→ Task requirements:
From the listing below, pick out each line with the word "error".

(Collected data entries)
⁂
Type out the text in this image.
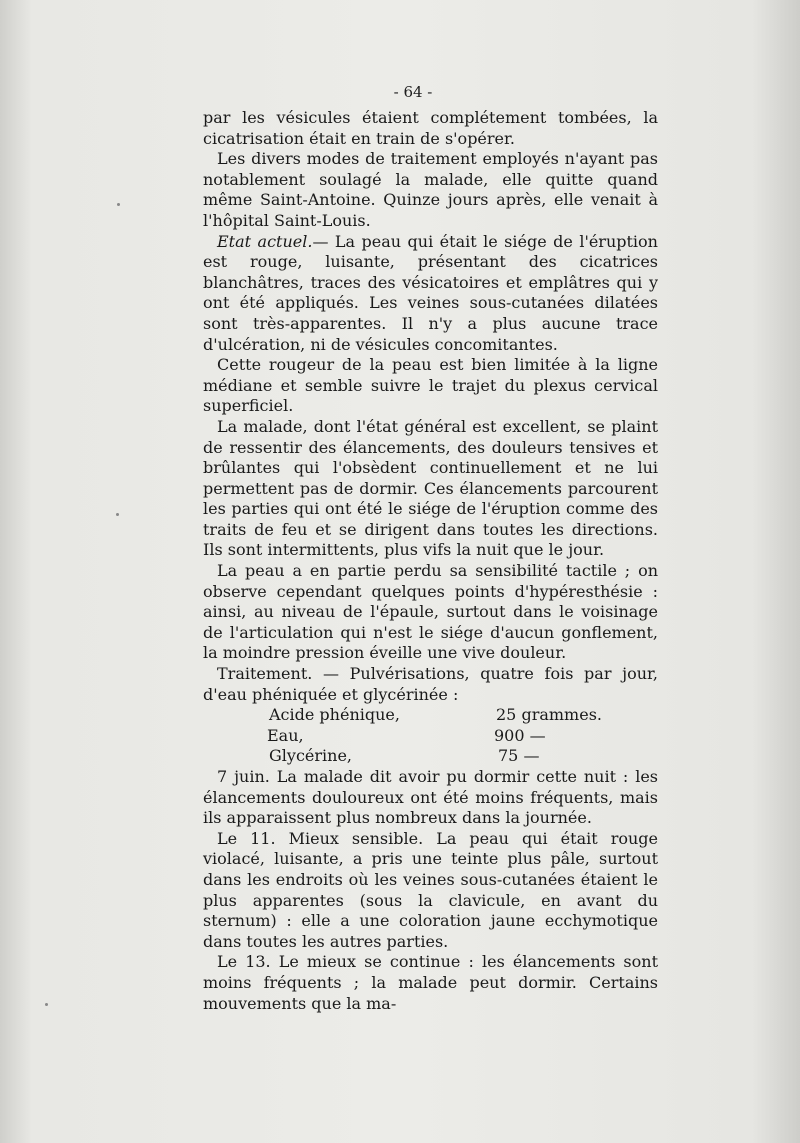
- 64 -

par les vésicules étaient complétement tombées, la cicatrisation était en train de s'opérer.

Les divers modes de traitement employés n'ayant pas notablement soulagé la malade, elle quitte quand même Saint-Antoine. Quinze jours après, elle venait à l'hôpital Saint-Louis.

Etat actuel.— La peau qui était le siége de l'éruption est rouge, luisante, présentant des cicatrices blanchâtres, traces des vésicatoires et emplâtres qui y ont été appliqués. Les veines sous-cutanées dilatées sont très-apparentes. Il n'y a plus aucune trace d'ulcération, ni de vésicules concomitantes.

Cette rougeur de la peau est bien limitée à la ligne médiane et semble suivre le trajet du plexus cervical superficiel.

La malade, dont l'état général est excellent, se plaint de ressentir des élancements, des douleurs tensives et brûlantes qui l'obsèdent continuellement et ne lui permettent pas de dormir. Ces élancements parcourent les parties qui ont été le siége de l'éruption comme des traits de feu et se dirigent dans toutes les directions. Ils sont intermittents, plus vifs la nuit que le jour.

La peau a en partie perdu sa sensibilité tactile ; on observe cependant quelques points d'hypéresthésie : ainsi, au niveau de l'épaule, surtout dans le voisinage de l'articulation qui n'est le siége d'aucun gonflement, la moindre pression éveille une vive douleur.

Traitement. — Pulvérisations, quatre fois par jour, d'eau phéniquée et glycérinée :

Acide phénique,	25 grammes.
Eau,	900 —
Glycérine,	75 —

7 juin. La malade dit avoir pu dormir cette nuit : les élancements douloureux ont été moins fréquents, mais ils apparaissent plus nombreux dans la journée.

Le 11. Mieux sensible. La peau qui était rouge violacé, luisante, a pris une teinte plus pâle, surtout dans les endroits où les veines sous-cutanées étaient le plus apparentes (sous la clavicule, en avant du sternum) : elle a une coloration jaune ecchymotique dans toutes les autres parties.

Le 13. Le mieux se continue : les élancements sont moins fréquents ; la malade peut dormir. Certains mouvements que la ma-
⁂
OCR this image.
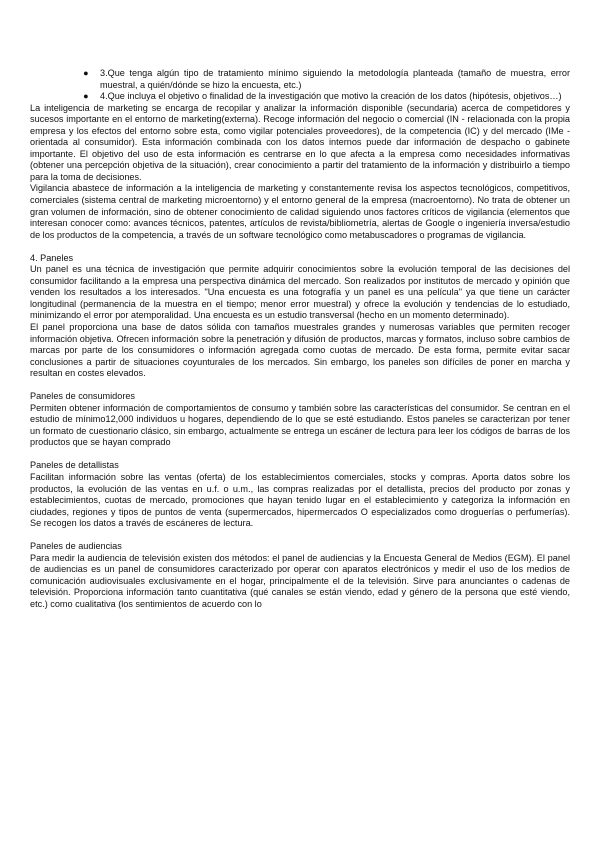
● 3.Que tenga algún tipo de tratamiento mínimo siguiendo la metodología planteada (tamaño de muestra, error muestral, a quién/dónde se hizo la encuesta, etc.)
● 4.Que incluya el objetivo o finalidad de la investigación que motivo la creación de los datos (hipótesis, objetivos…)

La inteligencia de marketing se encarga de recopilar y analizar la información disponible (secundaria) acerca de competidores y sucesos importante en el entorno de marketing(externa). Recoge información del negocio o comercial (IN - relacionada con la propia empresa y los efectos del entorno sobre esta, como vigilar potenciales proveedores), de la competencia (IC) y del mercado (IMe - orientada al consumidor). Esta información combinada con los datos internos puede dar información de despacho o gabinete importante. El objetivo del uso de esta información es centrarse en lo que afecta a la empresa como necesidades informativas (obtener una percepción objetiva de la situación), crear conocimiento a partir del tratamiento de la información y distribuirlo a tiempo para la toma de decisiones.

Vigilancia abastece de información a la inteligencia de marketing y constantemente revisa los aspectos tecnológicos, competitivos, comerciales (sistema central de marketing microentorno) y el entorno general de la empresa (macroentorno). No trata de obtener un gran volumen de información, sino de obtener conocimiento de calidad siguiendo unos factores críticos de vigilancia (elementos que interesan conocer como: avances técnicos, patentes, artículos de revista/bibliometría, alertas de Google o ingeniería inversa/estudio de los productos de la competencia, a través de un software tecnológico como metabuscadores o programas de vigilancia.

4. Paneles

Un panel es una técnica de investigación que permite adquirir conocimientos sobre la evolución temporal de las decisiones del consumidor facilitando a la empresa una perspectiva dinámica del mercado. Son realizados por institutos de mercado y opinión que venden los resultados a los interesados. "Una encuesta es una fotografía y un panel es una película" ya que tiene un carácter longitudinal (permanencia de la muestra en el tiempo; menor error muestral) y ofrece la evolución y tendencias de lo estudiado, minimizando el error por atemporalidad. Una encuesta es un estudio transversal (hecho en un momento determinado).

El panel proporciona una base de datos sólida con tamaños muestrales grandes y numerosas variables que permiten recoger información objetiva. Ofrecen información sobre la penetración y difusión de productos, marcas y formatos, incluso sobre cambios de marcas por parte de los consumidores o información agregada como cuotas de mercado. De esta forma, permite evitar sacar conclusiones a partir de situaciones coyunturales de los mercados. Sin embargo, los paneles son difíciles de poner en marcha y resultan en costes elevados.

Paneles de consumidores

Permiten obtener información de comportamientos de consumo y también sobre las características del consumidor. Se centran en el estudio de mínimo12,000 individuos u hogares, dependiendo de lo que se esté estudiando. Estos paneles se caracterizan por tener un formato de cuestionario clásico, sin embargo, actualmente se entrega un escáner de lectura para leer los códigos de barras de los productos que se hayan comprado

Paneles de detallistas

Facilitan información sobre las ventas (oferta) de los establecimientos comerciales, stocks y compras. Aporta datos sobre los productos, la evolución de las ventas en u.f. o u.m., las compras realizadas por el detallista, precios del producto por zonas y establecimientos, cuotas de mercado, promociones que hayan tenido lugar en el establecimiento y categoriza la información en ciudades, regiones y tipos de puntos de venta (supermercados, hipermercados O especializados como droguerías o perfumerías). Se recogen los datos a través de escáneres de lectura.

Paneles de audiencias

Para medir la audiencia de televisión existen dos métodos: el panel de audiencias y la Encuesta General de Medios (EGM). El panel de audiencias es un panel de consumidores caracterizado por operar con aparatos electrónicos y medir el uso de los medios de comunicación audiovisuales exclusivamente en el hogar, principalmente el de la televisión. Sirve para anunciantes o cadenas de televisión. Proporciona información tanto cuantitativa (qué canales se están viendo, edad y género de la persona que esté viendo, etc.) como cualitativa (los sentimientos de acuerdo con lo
⁂
→ Answer in full:
● 3.Que tenga algún tipo de tratamiento mínimo siguiendo la metodología planteada (tamaño de muestra, error muestral, a quién/dónde se hizo la encuesta, etc.)
Un panel es una técnica de investigación que permite adquirir conocimientos sobre la evolución temporal de las decisiones del consumidor facilitando a la empresa una perspectiva dinámica del mercado. Son realizados por institutos de mercado y opinión que venden los resultados a los interesados. "Una encuesta es una fotografía y un panel es una película" ya que tiene un carácter longitudinal (permanencia de la muestra en el tiempo; menor error muestral) y ofrece la evolución y tendencias de lo estudiado, minimizando el error por atemporalidad. Una encuesta es un estudio transversal (hecho en un momento determinado).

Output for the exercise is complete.